### Challenge:
Rewrite everything from the line containing "body-marker xyxy=(1407,746,1426,765)" down to the line containing "row-lat: -4.3 xyxy=(2280,192,2340,231)", replacing "panel-background" with "panel-fill" and leaving all else unchanged.

[Records from a dataset]
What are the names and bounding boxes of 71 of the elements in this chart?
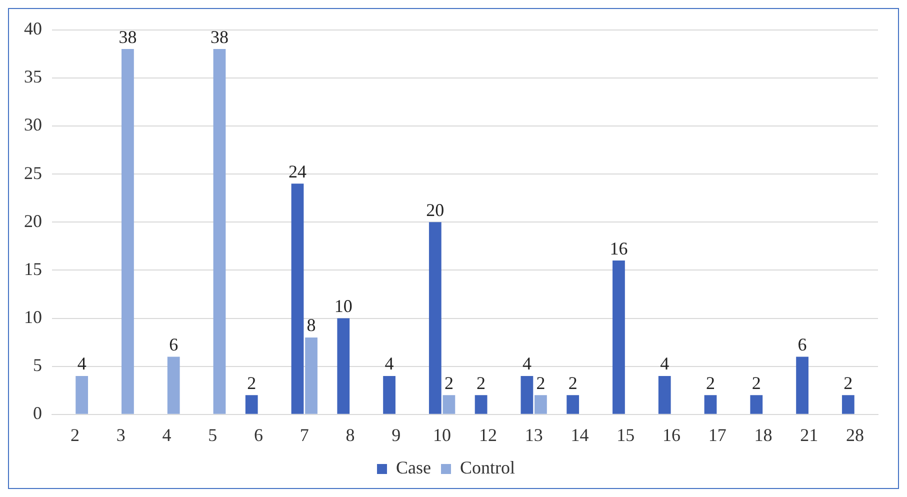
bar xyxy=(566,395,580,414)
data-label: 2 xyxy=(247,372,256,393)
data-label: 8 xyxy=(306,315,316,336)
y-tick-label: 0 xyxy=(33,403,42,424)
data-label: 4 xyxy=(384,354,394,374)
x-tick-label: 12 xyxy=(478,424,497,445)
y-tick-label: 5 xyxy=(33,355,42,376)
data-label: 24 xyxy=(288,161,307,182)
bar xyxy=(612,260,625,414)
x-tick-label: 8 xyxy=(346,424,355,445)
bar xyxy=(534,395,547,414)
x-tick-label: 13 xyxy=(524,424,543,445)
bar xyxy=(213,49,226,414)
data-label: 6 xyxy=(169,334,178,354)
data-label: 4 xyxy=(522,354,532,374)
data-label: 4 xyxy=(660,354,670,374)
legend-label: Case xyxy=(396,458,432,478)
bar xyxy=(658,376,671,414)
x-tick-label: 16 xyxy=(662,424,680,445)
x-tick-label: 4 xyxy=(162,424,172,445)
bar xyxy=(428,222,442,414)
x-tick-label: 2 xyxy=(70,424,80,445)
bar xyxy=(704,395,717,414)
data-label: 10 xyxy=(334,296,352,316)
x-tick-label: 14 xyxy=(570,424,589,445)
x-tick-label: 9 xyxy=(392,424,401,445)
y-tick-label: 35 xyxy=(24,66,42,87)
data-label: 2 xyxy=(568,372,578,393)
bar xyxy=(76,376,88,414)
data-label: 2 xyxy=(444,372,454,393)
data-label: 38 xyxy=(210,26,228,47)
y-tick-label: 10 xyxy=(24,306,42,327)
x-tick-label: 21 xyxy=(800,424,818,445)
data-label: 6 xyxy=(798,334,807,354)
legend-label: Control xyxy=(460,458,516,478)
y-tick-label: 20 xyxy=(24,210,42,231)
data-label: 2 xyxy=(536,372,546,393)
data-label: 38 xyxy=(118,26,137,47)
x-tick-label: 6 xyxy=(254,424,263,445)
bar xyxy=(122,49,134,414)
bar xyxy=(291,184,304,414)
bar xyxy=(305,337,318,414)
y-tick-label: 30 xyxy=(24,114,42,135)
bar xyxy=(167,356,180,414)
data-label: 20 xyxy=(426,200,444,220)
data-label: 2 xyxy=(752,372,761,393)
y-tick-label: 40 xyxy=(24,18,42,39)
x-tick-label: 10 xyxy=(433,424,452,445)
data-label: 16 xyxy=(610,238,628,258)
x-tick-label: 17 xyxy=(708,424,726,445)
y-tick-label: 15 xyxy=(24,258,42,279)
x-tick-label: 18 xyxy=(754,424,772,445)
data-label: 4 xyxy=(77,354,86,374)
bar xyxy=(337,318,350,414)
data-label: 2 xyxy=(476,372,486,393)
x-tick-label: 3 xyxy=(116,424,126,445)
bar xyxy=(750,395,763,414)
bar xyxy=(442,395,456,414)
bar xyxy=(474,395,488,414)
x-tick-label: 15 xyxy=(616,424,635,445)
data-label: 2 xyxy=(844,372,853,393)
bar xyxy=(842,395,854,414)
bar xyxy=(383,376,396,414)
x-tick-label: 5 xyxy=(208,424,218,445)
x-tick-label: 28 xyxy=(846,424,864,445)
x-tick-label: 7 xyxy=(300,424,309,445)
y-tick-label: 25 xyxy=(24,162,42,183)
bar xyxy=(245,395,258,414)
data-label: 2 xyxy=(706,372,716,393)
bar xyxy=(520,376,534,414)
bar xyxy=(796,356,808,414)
* * *
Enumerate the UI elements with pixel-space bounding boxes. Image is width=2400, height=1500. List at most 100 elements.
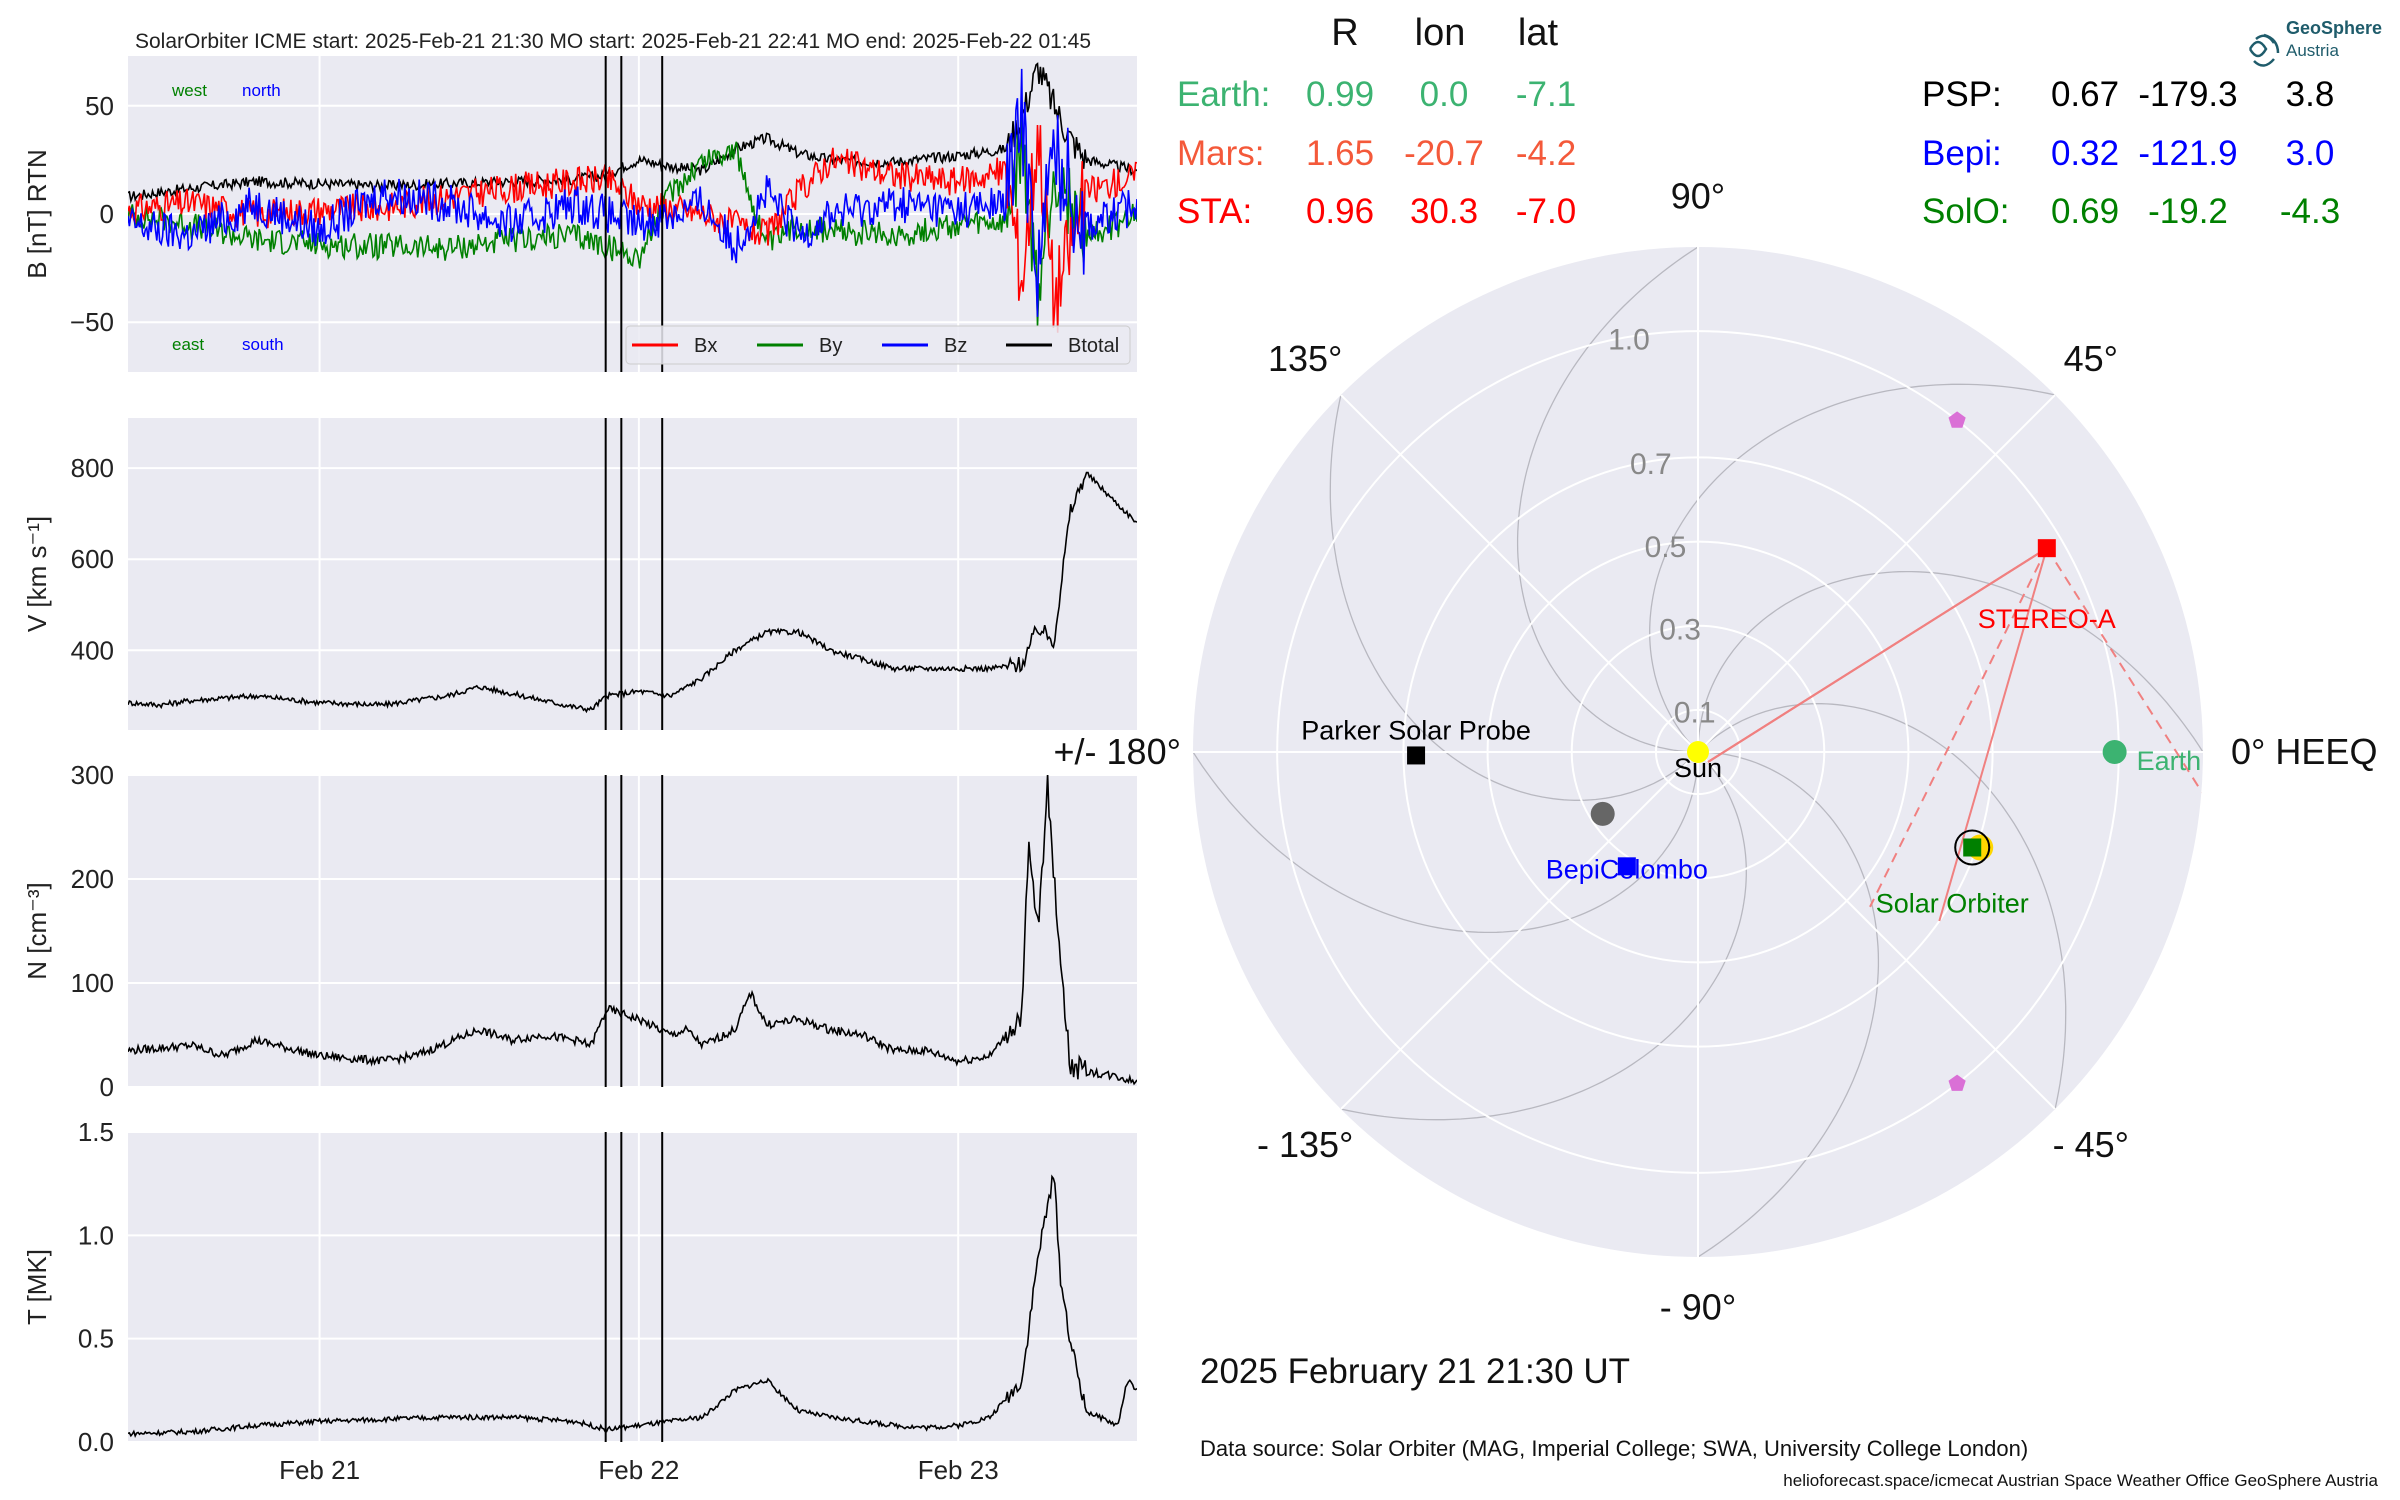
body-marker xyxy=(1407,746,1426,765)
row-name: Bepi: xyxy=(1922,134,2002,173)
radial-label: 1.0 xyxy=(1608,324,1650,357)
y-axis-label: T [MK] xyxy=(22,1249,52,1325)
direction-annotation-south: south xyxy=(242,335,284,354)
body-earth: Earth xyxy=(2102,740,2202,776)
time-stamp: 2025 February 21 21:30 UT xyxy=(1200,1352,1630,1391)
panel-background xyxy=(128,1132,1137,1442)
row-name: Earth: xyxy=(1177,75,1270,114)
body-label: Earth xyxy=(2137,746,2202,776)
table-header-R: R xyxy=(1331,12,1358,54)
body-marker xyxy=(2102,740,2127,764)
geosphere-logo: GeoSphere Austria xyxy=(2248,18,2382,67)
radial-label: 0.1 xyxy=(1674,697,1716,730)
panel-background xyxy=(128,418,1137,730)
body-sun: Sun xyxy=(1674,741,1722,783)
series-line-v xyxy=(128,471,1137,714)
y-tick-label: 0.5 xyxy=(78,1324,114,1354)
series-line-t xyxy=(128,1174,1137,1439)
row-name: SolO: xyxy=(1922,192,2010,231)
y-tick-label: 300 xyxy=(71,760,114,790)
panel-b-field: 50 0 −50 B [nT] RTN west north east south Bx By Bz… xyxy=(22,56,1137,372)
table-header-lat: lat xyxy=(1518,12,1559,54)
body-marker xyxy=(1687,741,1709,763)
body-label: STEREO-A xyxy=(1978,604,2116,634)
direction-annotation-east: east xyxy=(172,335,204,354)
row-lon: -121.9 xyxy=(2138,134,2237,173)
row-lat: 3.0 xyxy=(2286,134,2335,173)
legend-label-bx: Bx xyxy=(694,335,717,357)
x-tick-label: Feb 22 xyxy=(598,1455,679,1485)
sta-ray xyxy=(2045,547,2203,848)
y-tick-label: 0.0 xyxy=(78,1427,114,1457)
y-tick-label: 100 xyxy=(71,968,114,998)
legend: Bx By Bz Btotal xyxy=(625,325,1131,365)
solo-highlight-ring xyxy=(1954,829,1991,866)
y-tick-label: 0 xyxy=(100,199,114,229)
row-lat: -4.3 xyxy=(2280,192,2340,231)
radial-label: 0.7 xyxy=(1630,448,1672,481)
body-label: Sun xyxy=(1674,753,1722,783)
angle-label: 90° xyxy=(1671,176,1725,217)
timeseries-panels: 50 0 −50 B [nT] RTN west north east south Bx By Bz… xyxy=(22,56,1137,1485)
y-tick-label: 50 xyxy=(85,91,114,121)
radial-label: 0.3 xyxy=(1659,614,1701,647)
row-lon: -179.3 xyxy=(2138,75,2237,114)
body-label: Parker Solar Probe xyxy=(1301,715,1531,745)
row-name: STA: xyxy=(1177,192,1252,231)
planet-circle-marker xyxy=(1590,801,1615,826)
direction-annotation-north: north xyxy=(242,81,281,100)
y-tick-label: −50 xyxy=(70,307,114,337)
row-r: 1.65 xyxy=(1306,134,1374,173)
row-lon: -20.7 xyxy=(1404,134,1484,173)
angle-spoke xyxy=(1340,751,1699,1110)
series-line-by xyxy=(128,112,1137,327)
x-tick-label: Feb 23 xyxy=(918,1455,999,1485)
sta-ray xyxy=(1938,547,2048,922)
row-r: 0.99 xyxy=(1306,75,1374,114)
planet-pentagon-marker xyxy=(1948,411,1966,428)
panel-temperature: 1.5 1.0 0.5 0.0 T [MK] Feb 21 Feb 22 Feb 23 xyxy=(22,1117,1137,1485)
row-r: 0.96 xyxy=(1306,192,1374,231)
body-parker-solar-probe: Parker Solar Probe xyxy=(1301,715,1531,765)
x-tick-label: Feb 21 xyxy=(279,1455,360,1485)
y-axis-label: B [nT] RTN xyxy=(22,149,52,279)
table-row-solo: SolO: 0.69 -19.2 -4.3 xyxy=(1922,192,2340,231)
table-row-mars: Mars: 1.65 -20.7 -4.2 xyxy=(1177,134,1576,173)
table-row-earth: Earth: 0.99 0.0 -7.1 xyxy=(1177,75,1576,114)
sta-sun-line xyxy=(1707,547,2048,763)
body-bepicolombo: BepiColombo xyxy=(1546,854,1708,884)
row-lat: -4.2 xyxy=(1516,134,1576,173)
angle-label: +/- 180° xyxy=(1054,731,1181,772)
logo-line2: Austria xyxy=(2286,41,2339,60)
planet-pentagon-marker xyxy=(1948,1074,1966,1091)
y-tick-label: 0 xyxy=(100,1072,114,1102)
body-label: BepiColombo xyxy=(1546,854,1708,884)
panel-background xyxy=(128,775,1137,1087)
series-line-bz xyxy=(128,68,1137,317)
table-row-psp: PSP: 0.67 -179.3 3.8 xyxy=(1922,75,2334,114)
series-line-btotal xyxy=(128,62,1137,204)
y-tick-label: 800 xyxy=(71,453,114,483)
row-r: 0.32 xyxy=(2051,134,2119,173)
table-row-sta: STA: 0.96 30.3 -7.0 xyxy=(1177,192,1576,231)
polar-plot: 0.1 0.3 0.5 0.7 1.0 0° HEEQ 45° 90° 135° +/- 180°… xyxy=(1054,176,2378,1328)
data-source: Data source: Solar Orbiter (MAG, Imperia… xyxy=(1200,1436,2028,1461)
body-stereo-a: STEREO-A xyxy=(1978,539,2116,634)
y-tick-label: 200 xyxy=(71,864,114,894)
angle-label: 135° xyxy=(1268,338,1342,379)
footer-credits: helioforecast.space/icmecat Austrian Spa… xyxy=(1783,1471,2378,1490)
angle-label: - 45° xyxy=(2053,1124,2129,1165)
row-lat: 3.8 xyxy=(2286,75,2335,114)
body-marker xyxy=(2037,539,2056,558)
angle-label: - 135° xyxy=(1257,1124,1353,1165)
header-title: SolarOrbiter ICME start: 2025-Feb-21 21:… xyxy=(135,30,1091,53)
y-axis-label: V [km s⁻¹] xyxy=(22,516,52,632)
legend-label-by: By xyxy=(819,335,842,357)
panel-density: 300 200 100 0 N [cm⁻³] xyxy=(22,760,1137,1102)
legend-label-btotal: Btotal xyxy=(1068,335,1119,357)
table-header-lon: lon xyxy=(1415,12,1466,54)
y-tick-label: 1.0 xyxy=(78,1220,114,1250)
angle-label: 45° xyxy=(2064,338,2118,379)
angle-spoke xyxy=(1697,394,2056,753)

### Problem solution:
body-marker xyxy=(1407,746,1426,765)
row-name: Bepi: xyxy=(1922,134,2002,173)
radial-label: 1.0 xyxy=(1608,324,1650,357)
y-axis-label: T [MK] xyxy=(22,1249,52,1325)
direction-annotation-south: south xyxy=(242,335,284,354)
body-earth: Earth xyxy=(2102,740,2202,776)
time-stamp: 2025 February 21 21:30 UT xyxy=(1200,1352,1630,1391)
panel-fill xyxy=(128,1132,1137,1442)
row-name: Earth: xyxy=(1177,75,1270,114)
body-label: Earth xyxy=(2137,746,2202,776)
table-header-R: R xyxy=(1331,12,1358,54)
body-marker xyxy=(2102,740,2127,764)
geosphere-logo: GeoSphere Austria xyxy=(2248,18,2382,67)
radial-label: 0.1 xyxy=(1674,697,1716,730)
panel-fill xyxy=(128,418,1137,730)
body-sun: Sun xyxy=(1674,741,1722,783)
series-line-v xyxy=(128,471,1137,714)
y-tick-label: 0.5 xyxy=(78,1324,114,1354)
series-line-t xyxy=(128,1174,1137,1439)
row-name: SolO: xyxy=(1922,192,2010,231)
y-tick-label: 300 xyxy=(71,760,114,790)
panel-b-field: 50 0 −50 B [nT] RTN west north east south Bx By Bz… xyxy=(22,56,1137,372)
table-header-lat: lat xyxy=(1518,12,1559,54)
body-marker xyxy=(1687,741,1709,763)
body-label: STEREO-A xyxy=(1978,604,2116,634)
direction-annotation-east: east xyxy=(172,335,204,354)
row-lon: -121.9 xyxy=(2138,134,2237,173)
row-lat: 3.0 xyxy=(2286,134,2335,173)
legend-label-bx: Bx xyxy=(694,335,717,357)
x-tick-label: Feb 22 xyxy=(598,1455,679,1485)
sta-ray xyxy=(2045,547,2203,848)
y-tick-label: 0.0 xyxy=(78,1427,114,1457)
y-tick-label: 100 xyxy=(71,968,114,998)
legend: Bx By Bz Btotal xyxy=(625,325,1131,365)
solo-highlight-ring xyxy=(1954,829,1991,866)
y-tick-label: 0 xyxy=(100,199,114,229)
row-lat: -4.3 xyxy=(2280,192,2340,231)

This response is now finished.